Copy every line of the entries that includes the word "content".

————

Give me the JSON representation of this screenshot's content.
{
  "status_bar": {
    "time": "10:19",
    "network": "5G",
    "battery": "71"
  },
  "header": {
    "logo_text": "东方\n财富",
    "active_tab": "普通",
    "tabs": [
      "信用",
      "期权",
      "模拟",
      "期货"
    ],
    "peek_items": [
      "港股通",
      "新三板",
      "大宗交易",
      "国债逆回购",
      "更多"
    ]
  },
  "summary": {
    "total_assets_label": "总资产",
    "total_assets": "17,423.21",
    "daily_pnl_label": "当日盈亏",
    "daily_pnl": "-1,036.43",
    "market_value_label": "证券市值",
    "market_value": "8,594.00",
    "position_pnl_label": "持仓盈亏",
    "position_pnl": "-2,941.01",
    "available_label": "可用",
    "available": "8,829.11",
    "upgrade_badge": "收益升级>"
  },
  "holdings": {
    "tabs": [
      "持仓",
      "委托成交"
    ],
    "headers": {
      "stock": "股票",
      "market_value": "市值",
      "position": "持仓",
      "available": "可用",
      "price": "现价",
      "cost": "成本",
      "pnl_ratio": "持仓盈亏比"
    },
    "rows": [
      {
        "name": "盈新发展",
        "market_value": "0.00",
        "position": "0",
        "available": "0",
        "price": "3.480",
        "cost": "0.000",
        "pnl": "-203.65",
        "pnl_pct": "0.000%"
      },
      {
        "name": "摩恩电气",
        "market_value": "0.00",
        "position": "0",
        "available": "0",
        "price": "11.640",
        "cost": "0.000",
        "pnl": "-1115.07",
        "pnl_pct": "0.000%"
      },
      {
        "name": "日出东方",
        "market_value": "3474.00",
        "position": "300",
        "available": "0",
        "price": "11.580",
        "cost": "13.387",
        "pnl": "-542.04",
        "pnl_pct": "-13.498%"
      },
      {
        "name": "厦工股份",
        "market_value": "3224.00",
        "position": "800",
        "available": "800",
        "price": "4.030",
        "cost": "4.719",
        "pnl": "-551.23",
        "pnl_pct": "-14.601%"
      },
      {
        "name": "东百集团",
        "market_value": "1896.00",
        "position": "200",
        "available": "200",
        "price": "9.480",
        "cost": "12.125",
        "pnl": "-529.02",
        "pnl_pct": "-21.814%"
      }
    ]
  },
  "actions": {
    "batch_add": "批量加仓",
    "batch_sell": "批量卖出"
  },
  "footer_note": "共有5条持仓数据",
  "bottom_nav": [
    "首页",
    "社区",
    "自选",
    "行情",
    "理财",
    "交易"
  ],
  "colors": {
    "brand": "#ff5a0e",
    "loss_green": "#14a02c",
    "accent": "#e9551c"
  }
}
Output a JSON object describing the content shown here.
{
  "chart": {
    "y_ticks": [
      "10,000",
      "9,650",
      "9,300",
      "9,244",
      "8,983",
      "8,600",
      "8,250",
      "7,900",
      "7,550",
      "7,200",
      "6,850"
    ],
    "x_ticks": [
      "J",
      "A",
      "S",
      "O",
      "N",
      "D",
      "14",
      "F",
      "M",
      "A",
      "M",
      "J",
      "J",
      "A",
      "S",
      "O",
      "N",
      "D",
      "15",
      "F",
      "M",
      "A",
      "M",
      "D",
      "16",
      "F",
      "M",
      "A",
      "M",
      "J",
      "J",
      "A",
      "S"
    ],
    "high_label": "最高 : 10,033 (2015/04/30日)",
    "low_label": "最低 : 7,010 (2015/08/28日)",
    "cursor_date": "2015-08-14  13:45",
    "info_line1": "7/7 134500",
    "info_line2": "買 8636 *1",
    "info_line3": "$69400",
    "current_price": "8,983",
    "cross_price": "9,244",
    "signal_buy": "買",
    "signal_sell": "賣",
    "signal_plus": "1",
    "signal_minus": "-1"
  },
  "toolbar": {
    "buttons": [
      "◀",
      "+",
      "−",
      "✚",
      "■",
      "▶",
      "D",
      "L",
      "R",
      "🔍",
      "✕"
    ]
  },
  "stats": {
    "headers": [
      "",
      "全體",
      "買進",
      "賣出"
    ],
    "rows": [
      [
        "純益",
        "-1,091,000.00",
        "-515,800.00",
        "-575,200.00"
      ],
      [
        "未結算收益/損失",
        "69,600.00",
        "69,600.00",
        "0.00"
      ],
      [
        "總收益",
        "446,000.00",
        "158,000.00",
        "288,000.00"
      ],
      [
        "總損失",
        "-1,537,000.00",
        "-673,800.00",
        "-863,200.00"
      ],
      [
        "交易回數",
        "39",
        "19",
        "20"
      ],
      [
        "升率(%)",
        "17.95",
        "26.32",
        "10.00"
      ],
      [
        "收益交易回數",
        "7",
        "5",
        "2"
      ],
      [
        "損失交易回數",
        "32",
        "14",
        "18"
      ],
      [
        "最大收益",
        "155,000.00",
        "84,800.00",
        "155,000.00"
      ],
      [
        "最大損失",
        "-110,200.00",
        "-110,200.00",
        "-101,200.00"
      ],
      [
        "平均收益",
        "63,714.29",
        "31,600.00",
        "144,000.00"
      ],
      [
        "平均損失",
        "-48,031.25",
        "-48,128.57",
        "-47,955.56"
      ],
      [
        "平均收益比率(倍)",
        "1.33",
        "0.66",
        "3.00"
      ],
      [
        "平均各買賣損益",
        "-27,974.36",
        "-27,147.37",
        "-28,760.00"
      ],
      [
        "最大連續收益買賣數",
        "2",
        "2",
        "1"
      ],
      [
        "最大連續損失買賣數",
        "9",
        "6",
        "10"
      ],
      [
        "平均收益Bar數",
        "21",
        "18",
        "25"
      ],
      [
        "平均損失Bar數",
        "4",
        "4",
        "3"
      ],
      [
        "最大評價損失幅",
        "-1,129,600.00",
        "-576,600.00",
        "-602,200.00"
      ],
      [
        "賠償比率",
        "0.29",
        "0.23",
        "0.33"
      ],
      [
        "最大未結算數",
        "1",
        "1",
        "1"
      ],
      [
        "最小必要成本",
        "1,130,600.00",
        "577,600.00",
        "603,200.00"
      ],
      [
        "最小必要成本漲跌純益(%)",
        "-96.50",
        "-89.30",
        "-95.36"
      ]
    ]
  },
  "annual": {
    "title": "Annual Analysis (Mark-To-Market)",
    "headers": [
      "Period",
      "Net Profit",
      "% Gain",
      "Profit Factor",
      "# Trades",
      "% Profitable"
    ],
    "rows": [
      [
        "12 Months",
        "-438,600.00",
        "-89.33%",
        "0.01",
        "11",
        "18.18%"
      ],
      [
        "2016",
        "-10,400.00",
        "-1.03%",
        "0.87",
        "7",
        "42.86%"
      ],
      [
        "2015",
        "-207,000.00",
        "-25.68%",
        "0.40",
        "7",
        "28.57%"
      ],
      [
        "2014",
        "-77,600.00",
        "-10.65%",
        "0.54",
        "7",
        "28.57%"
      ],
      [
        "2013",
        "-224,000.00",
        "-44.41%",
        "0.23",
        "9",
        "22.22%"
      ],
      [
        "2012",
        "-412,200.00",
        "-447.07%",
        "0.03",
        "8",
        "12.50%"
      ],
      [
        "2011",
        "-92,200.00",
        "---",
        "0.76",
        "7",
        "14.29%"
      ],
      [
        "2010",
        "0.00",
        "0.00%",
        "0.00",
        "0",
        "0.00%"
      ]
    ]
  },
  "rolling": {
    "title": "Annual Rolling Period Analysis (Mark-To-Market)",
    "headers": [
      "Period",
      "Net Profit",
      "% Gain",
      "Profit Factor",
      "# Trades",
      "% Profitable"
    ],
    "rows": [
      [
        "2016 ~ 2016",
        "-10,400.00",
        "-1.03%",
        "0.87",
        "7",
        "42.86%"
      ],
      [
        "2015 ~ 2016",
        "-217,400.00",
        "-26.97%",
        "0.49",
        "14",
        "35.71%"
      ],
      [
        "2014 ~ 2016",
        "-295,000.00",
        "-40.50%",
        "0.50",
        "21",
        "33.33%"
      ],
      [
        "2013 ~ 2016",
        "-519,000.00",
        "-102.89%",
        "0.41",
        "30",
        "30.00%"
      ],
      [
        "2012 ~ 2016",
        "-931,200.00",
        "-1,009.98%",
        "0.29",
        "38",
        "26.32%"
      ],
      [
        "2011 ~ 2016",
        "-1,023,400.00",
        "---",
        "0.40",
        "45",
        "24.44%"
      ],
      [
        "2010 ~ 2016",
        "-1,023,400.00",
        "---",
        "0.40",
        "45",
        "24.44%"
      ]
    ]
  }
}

————

▶ SOLUTION TO THE PROBLEM
Give me the JSON representation of this screenshot's content.
Output a JSON object describing the content shown here.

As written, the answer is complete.